**WHAT THE EXERCISE ASKS:** State the number of lines with the string "cuneytozdemir" in them, and nothing else.

**RECORDS SHOWN:**
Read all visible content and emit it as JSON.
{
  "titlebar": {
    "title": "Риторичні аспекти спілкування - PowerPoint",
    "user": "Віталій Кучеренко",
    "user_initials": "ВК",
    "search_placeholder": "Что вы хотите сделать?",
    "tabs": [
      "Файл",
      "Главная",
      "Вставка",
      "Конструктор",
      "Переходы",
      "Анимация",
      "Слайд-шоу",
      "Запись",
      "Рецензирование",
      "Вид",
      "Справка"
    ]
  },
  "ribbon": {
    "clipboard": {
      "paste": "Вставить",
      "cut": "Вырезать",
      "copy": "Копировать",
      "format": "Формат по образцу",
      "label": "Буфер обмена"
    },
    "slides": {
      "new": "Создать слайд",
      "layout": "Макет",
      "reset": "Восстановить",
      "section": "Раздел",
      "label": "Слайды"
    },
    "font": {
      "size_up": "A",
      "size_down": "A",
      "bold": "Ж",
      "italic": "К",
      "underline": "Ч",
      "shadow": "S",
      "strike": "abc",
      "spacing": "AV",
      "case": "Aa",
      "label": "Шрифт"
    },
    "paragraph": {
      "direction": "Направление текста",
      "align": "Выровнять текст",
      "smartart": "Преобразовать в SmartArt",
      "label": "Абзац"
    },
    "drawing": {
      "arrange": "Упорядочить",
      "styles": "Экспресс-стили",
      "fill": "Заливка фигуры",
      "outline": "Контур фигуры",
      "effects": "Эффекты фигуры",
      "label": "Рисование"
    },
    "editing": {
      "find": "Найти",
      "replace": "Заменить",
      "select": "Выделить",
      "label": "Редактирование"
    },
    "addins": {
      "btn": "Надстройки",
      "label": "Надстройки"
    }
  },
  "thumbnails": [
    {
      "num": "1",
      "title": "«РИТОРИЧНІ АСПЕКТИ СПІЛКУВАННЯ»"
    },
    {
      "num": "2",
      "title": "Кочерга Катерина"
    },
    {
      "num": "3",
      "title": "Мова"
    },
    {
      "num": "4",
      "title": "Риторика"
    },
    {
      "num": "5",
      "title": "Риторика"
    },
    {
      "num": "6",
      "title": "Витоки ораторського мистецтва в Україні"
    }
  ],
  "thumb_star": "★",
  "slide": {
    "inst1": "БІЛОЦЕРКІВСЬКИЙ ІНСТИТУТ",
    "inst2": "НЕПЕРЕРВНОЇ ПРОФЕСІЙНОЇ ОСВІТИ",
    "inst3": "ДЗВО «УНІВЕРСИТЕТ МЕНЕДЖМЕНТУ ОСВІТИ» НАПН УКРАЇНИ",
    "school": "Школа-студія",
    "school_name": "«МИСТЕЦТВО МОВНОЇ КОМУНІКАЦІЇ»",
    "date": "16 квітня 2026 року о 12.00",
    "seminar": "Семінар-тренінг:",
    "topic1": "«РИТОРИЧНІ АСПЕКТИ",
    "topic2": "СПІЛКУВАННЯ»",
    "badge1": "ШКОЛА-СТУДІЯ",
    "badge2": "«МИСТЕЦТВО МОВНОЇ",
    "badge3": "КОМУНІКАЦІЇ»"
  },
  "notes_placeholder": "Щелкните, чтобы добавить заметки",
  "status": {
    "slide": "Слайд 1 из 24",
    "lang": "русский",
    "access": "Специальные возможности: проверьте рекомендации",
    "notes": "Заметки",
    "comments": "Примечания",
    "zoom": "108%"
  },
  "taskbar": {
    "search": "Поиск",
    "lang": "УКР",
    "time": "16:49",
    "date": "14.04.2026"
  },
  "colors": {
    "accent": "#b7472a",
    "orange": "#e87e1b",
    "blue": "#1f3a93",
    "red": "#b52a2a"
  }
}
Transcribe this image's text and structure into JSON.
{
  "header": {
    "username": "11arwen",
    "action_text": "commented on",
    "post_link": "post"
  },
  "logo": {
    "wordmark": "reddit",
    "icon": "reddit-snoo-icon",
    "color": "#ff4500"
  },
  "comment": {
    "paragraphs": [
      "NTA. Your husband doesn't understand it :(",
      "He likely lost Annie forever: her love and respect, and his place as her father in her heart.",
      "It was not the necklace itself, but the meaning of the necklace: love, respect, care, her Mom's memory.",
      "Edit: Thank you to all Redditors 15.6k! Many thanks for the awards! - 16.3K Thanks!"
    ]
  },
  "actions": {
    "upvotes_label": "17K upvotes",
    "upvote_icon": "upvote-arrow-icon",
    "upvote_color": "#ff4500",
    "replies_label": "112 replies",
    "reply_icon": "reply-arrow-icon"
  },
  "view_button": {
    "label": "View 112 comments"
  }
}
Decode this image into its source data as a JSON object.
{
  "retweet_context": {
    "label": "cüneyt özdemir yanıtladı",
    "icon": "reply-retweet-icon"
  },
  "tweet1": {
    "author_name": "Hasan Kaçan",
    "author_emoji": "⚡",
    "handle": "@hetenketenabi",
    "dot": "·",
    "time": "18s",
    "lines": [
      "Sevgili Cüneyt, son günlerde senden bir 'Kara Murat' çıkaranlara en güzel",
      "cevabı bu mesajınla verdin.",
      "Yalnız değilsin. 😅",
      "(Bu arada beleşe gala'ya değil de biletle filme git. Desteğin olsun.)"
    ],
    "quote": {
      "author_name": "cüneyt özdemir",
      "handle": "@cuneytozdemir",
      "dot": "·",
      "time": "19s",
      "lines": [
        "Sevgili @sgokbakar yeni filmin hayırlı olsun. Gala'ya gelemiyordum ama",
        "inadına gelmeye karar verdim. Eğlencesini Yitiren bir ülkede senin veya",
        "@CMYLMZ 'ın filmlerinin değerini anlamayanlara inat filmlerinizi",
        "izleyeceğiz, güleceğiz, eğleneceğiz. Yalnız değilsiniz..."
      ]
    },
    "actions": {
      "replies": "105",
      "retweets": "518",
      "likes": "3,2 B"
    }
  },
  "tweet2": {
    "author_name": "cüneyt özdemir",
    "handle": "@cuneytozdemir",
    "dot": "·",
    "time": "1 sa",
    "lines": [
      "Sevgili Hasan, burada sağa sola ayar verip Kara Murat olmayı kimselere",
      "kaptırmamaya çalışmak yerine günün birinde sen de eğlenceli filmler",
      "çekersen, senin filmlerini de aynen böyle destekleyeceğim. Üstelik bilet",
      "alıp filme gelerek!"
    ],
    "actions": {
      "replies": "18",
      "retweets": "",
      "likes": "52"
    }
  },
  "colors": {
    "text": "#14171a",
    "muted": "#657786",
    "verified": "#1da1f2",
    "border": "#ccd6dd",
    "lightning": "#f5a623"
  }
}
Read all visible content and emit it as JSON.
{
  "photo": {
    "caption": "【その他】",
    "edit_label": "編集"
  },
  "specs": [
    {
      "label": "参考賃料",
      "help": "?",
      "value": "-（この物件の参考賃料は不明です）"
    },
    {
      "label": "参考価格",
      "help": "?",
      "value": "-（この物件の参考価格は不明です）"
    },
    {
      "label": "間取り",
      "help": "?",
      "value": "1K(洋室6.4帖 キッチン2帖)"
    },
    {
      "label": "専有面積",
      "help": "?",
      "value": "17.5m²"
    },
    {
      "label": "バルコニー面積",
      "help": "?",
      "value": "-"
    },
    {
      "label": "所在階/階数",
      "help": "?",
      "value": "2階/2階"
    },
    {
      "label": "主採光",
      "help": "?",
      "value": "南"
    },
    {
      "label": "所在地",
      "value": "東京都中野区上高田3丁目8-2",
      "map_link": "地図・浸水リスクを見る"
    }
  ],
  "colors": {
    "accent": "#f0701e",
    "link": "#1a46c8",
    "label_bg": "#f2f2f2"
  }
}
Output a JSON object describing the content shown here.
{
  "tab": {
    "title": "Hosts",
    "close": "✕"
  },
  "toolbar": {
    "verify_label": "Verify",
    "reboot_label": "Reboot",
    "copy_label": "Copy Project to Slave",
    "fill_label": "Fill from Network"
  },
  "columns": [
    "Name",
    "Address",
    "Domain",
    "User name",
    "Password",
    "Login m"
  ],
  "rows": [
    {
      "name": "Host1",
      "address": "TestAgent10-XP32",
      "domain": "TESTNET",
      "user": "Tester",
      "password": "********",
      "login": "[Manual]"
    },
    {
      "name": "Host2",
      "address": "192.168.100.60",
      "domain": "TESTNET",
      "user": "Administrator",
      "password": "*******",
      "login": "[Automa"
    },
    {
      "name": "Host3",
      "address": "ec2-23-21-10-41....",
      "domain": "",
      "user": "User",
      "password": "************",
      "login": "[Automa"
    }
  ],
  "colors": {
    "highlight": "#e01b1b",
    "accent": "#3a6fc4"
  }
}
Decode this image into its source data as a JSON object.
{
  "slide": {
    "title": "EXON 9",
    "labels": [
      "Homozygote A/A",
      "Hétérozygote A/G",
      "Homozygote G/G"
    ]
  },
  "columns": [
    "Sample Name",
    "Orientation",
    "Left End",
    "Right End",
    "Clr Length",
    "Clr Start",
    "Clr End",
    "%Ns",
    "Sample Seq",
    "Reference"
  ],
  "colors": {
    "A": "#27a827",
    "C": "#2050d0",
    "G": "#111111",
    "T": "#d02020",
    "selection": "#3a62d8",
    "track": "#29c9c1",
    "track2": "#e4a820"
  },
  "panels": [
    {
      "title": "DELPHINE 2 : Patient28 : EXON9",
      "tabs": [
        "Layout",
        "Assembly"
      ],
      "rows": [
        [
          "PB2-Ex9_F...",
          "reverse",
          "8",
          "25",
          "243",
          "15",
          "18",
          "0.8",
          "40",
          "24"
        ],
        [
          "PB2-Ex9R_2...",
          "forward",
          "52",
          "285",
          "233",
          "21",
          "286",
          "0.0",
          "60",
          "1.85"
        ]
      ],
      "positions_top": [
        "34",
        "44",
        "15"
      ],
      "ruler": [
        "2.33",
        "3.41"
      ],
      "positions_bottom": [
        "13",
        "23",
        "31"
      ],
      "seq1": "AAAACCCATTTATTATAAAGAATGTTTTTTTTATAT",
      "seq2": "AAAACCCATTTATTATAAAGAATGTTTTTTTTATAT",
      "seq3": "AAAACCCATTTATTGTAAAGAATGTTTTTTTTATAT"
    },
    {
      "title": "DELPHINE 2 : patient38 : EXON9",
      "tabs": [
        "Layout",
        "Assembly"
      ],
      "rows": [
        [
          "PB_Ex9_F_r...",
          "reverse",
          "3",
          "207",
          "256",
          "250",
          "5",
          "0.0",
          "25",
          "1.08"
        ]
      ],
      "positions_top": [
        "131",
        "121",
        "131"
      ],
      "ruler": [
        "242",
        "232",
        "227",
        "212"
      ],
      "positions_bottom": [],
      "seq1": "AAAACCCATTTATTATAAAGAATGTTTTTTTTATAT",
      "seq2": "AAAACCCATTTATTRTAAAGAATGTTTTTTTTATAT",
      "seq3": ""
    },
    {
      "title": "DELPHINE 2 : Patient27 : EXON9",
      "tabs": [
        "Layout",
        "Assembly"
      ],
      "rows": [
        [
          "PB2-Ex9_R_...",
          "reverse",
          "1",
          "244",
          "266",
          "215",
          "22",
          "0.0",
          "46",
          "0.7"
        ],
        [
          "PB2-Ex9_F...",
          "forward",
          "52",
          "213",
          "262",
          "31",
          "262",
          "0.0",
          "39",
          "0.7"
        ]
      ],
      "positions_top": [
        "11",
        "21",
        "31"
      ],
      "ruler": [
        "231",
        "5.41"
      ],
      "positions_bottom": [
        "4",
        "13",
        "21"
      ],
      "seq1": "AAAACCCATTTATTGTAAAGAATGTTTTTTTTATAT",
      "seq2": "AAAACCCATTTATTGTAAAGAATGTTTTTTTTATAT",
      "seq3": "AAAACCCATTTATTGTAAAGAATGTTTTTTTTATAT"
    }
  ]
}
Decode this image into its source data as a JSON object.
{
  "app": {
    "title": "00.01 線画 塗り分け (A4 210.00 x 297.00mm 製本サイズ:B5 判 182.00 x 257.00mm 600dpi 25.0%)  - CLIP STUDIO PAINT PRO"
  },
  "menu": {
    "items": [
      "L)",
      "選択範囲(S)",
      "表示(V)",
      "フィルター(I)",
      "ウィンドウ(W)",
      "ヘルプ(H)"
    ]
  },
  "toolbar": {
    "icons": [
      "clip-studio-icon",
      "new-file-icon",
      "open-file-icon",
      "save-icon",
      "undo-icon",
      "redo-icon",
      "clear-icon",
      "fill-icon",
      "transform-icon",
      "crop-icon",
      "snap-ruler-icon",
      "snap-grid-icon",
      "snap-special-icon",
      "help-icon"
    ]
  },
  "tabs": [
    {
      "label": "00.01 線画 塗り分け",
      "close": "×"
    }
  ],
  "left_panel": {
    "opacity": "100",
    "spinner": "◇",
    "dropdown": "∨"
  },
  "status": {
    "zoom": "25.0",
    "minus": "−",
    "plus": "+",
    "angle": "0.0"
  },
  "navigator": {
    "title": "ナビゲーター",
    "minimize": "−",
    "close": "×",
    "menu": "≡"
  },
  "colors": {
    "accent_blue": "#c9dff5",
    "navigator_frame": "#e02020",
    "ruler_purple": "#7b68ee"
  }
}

**RESPONSE:** 2